Start Provided records
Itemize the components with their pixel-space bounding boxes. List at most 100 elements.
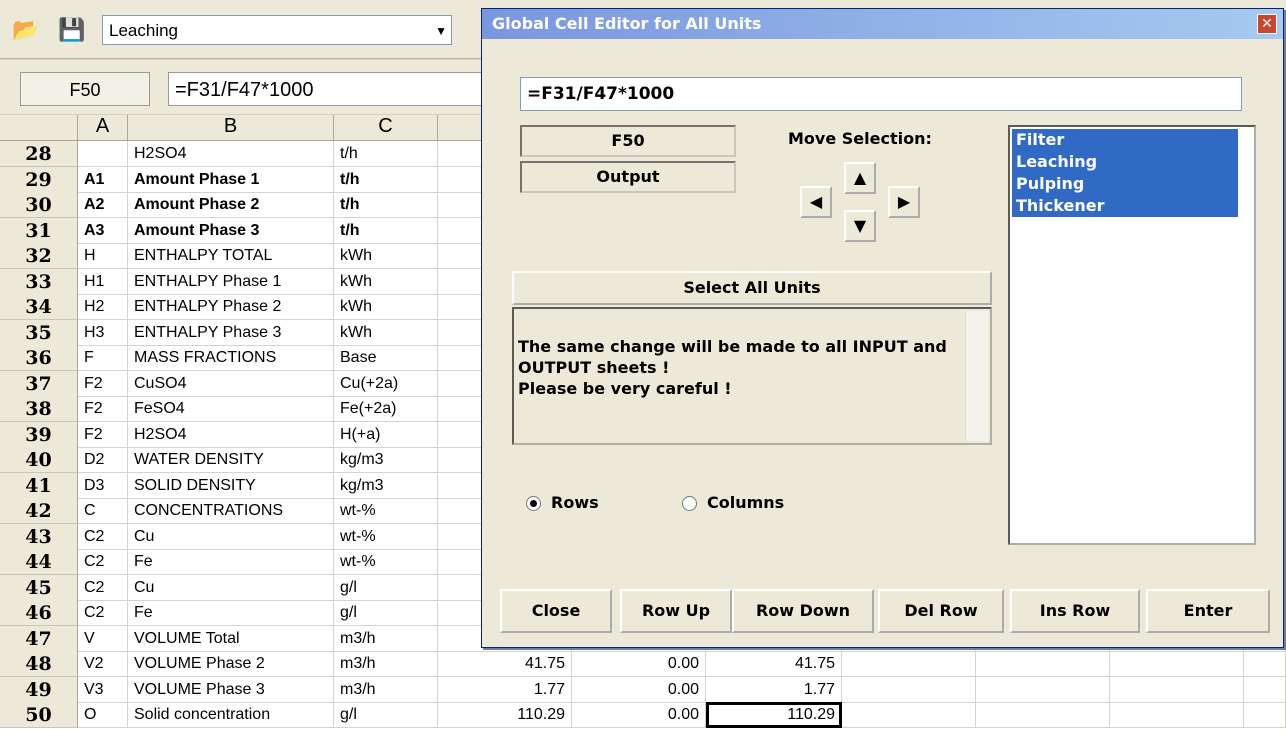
row-down-button[interactable]: Row Down	[732, 589, 874, 633]
cell-empty[interactable]	[976, 702, 1110, 728]
cell-c[interactable]: t/h	[334, 192, 438, 218]
cell-f[interactable]: 110.29	[706, 702, 842, 728]
cell-d[interactable]: 110.29	[438, 702, 572, 728]
row-header[interactable]: 44	[0, 549, 78, 575]
cell-b[interactable]: ENTHALPY Phase 3	[128, 319, 334, 346]
unit-select[interactable]: Leaching ▼	[102, 15, 452, 45]
cell-a[interactable]: A1	[78, 166, 128, 193]
cell-a[interactable]: C2	[78, 523, 128, 550]
cell-c[interactable]: kWh	[334, 268, 438, 295]
row-header[interactable]: 40	[0, 447, 78, 473]
cell-b[interactable]: H2SO4	[128, 141, 334, 167]
row-header[interactable]: 42	[0, 498, 78, 524]
row-header[interactable]: 28	[0, 141, 78, 167]
cell-a[interactable]: O	[78, 702, 128, 728]
cell-a[interactable]: C	[78, 498, 128, 524]
dialog-titlebar[interactable]: Global Cell Editor for All Units ✕	[482, 9, 1283, 39]
enter-button[interactable]: Enter	[1146, 589, 1270, 633]
row-header[interactable]: 47	[0, 625, 78, 652]
cell-d[interactable]: 41.75	[438, 651, 572, 677]
cell-b[interactable]: ENTHALPY Phase 1	[128, 268, 334, 295]
row-header[interactable]: 50	[0, 702, 78, 728]
column-header-a[interactable]: A	[78, 115, 128, 141]
cell-a[interactable]	[78, 141, 128, 167]
cell-b[interactable]: ENTHALPY Phase 2	[128, 294, 334, 320]
formula-input[interactable]: =F31/F47*1000	[168, 72, 488, 106]
cell-b[interactable]: H2SO4	[128, 421, 334, 448]
row-header[interactable]: 48	[0, 651, 78, 677]
cell-a[interactable]: C2	[78, 600, 128, 626]
cell-a[interactable]: F2	[78, 370, 128, 397]
units-listbox[interactable]: Filter Leaching Pulping Thickener	[1008, 125, 1256, 545]
row-header[interactable]: 30	[0, 192, 78, 218]
radio-rows[interactable]: Rows	[526, 493, 599, 512]
cell-c[interactable]: wt-%	[334, 498, 438, 524]
row-header[interactable]: 49	[0, 676, 78, 703]
cell-a[interactable]: D3	[78, 472, 128, 499]
cell-empty[interactable]	[976, 651, 1110, 677]
cell-a[interactable]: H3	[78, 319, 128, 346]
cell-c[interactable]: t/h	[334, 217, 438, 244]
cell-empty[interactable]	[1110, 676, 1244, 703]
cell-a[interactable]: H2	[78, 294, 128, 320]
cell-b[interactable]: MASS FRACTIONS	[128, 345, 334, 371]
cell-f[interactable]: 1.77	[706, 676, 842, 703]
radio-columns[interactable]: Columns	[682, 493, 784, 512]
cell-empty[interactable]	[842, 676, 976, 703]
move-down-button[interactable]: ▼	[844, 210, 876, 242]
cell-c[interactable]: Base	[334, 345, 438, 371]
cell-c[interactable]: Fe(+2a)	[334, 396, 438, 422]
row-header[interactable]: 36	[0, 345, 78, 371]
cell-b[interactable]: Solid concentration	[128, 702, 334, 728]
cell-b[interactable]: Cu	[128, 523, 334, 550]
cell-empty[interactable]	[1244, 651, 1286, 677]
cell-a[interactable]: C2	[78, 574, 128, 601]
cell-a[interactable]: H1	[78, 268, 128, 295]
cell-b[interactable]: CuSO4	[128, 370, 334, 397]
del-row-button[interactable]: Del Row	[878, 589, 1004, 633]
unit-list-item[interactable]: Leaching	[1012, 151, 1238, 173]
cell-c[interactable]: t/h	[334, 166, 438, 193]
cell-b[interactable]: ENTHALPY TOTAL	[128, 243, 334, 269]
cell-a[interactable]: F2	[78, 396, 128, 422]
row-header[interactable]: 39	[0, 421, 78, 448]
row-header[interactable]: 45	[0, 574, 78, 601]
cell-c[interactable]: kWh	[334, 243, 438, 269]
cell-c[interactable]: wt-%	[334, 549, 438, 575]
cell-c[interactable]: m3/h	[334, 625, 438, 652]
row-up-button[interactable]: Row Up	[620, 589, 732, 633]
cell-a[interactable]: A3	[78, 217, 128, 244]
cell-empty[interactable]	[1244, 676, 1286, 703]
cell-b[interactable]: Cu	[128, 574, 334, 601]
cell-a[interactable]: F2	[78, 421, 128, 448]
cell-a[interactable]: C2	[78, 549, 128, 575]
folder-open-icon[interactable]: 📂	[12, 16, 40, 44]
cell-b[interactable]: SOLID DENSITY	[128, 472, 334, 499]
move-right-button[interactable]: ▶	[888, 186, 920, 218]
cell-c[interactable]: H(+a)	[334, 421, 438, 448]
cell-c[interactable]: wt-%	[334, 523, 438, 550]
cell-a[interactable]: D2	[78, 447, 128, 473]
cell-e[interactable]: 0.00	[572, 702, 706, 728]
cell-c[interactable]: kWh	[334, 319, 438, 346]
dialog-formula-input[interactable]: =F31/F47*1000	[520, 77, 1242, 111]
cell-b[interactable]: Fe	[128, 549, 334, 575]
unit-list-item[interactable]: Filter	[1012, 129, 1238, 151]
row-header[interactable]: 38	[0, 396, 78, 422]
cell-c[interactable]: m3/h	[334, 676, 438, 703]
cell-b[interactable]: CONCENTRATIONS	[128, 498, 334, 524]
row-header[interactable]: 35	[0, 319, 78, 346]
row-header[interactable]: 34	[0, 294, 78, 320]
name-box[interactable]: F50	[20, 72, 150, 106]
cell-b[interactable]: VOLUME Phase 2	[128, 651, 334, 677]
cell-c[interactable]: kg/m3	[334, 447, 438, 473]
move-left-button[interactable]: ◀	[800, 186, 832, 218]
cell-a[interactable]: V3	[78, 676, 128, 703]
cell-empty[interactable]	[842, 651, 976, 677]
cell-d[interactable]: 1.77	[438, 676, 572, 703]
move-up-button[interactable]: ▲	[844, 162, 876, 194]
cell-c[interactable]: kg/m3	[334, 472, 438, 499]
cell-c[interactable]: g/l	[334, 702, 438, 728]
row-header[interactable]: 37	[0, 370, 78, 397]
cell-a[interactable]: H	[78, 243, 128, 269]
End Provided records
- Exercise:
Reproduce every line above without changes, omitting the picture.

- Output of the exercise:
Itemize the components with their pixel-space bounding boxes. List at most 100 elements.
row-down-button[interactable]: Row Down	[732, 589, 874, 633]
cell-empty[interactable]	[976, 702, 1110, 728]
cell-c[interactable]: t/h	[334, 192, 438, 218]
cell-f[interactable]: 110.29	[706, 702, 842, 728]
cell-d[interactable]: 110.29	[438, 702, 572, 728]
row-header[interactable]: 44	[0, 549, 78, 575]
cell-b[interactable]: ENTHALPY Phase 3	[128, 319, 334, 346]
unit-select[interactable]: Leaching ▼	[102, 15, 452, 45]
cell-a[interactable]: A1	[78, 166, 128, 193]
cell-a[interactable]: C2	[78, 523, 128, 550]
cell-c[interactable]: kWh	[334, 268, 438, 295]
row-header[interactable]: 40	[0, 447, 78, 473]
cell-b[interactable]: H2SO4	[128, 141, 334, 167]
row-header[interactable]: 42	[0, 498, 78, 524]
row-header[interactable]: 28	[0, 141, 78, 167]
cell-a[interactable]: O	[78, 702, 128, 728]
cell-a[interactable]: C	[78, 498, 128, 524]
dialog-titlebar[interactable]: Global Cell Editor for All Units ✕	[482, 9, 1283, 39]
enter-button[interactable]: Enter	[1146, 589, 1270, 633]
row-header[interactable]: 47	[0, 625, 78, 652]
cell-d[interactable]: 41.75	[438, 651, 572, 677]
cell-b[interactable]: ENTHALPY Phase 1	[128, 268, 334, 295]
row-header[interactable]: 50	[0, 702, 78, 728]
column-header-a[interactable]: A	[78, 115, 128, 141]
cell-a[interactable]	[78, 141, 128, 167]
cell-b[interactable]: ENTHALPY Phase 2	[128, 294, 334, 320]
formula-input[interactable]: =F31/F47*1000	[168, 72, 488, 106]
cell-b[interactable]: H2SO4	[128, 421, 334, 448]
row-header[interactable]: 48	[0, 651, 78, 677]
cell-a[interactable]: C2	[78, 600, 128, 626]
cell-a[interactable]: F2	[78, 370, 128, 397]
units-listbox[interactable]: Filter Leaching Pulping Thickener	[1008, 125, 1256, 545]
row-header[interactable]: 30	[0, 192, 78, 218]
radio-rows[interactable]: Rows	[526, 493, 599, 512]
cell-c[interactable]: wt-%	[334, 498, 438, 524]
row-header[interactable]: 49	[0, 676, 78, 703]
cell-a[interactable]: D3	[78, 472, 128, 499]
cell-empty[interactable]	[976, 651, 1110, 677]
cell-a[interactable]: H3	[78, 319, 128, 346]
cell-c[interactable]: t/h	[334, 217, 438, 244]
cell-empty[interactable]	[1110, 676, 1244, 703]
cell-a[interactable]: H2	[78, 294, 128, 320]
cell-b[interactable]: MASS FRACTIONS	[128, 345, 334, 371]
cell-f[interactable]: 1.77	[706, 676, 842, 703]
radio-columns[interactable]: Columns	[682, 493, 784, 512]
cell-empty[interactable]	[842, 676, 976, 703]
move-down-button[interactable]: ▼	[844, 210, 876, 242]
cell-c[interactable]: Base	[334, 345, 438, 371]
cell-c[interactable]: Fe(+2a)	[334, 396, 438, 422]
row-header[interactable]: 36	[0, 345, 78, 371]
cell-b[interactable]: Solid concentration	[128, 702, 334, 728]
cell-b[interactable]: Cu	[128, 523, 334, 550]
cell-empty[interactable]	[1244, 651, 1286, 677]
cell-a[interactable]: C2	[78, 574, 128, 601]
cell-a[interactable]: H1	[78, 268, 128, 295]
cell-b[interactable]: CuSO4	[128, 370, 334, 397]
del-row-button[interactable]: Del Row	[878, 589, 1004, 633]
unit-list-item[interactable]: Leaching	[1012, 151, 1238, 173]
cell-c[interactable]: t/h	[334, 166, 438, 193]
cell-b[interactable]: ENTHALPY TOTAL	[128, 243, 334, 269]
cell-a[interactable]: F2	[78, 396, 128, 422]
row-header[interactable]: 39	[0, 421, 78, 448]
row-header[interactable]: 45	[0, 574, 78, 601]
cell-c[interactable]: kWh	[334, 243, 438, 269]
cell-c[interactable]: wt-%	[334, 549, 438, 575]
cell-c[interactable]: m3/h	[334, 625, 438, 652]
row-up-button[interactable]: Row Up	[620, 589, 732, 633]
cell-a[interactable]: A3	[78, 217, 128, 244]
cell-empty[interactable]	[1244, 676, 1286, 703]
cell-b[interactable]: Cu	[128, 574, 334, 601]
cell-a[interactable]: F2	[78, 421, 128, 448]
cell-a[interactable]: C2	[78, 549, 128, 575]
folder-open-icon[interactable]: 📂	[12, 16, 40, 44]
cell-b[interactable]: SOLID DENSITY	[128, 472, 334, 499]
move-right-button[interactable]: ▶	[888, 186, 920, 218]
cell-c[interactable]: H(+a)	[334, 421, 438, 448]
cell-c[interactable]: wt-%	[334, 523, 438, 550]
cell-a[interactable]: D2	[78, 447, 128, 473]
cell-e[interactable]: 0.00	[572, 702, 706, 728]
cell-c[interactable]: kWh	[334, 319, 438, 346]
dialog-formula-input[interactable]: =F31/F47*1000	[520, 77, 1242, 111]
cell-b[interactable]: Fe	[128, 549, 334, 575]
unit-list-item[interactable]: Filter	[1012, 129, 1238, 151]
row-header[interactable]: 38	[0, 396, 78, 422]
cell-c[interactable]: m3/h	[334, 676, 438, 703]
cell-b[interactable]: CONCENTRATIONS	[128, 498, 334, 524]
row-header[interactable]: 35	[0, 319, 78, 346]
row-header[interactable]: 34	[0, 294, 78, 320]
name-box[interactable]: F50	[20, 72, 150, 106]
cell-b[interactable]: VOLUME Phase 2	[128, 651, 334, 677]
cell-c[interactable]: kg/m3	[334, 447, 438, 473]
move-left-button[interactable]: ◀	[800, 186, 832, 218]
cell-a[interactable]: V3	[78, 676, 128, 703]
cell-empty[interactable]	[842, 651, 976, 677]
cell-d[interactable]: 1.77	[438, 676, 572, 703]
move-up-button[interactable]: ▲	[844, 162, 876, 194]
cell-c[interactable]: kg/m3	[334, 472, 438, 499]
cell-c[interactable]: g/l	[334, 702, 438, 728]
row-header[interactable]: 37	[0, 370, 78, 397]
cell-a[interactable]: H	[78, 243, 128, 269]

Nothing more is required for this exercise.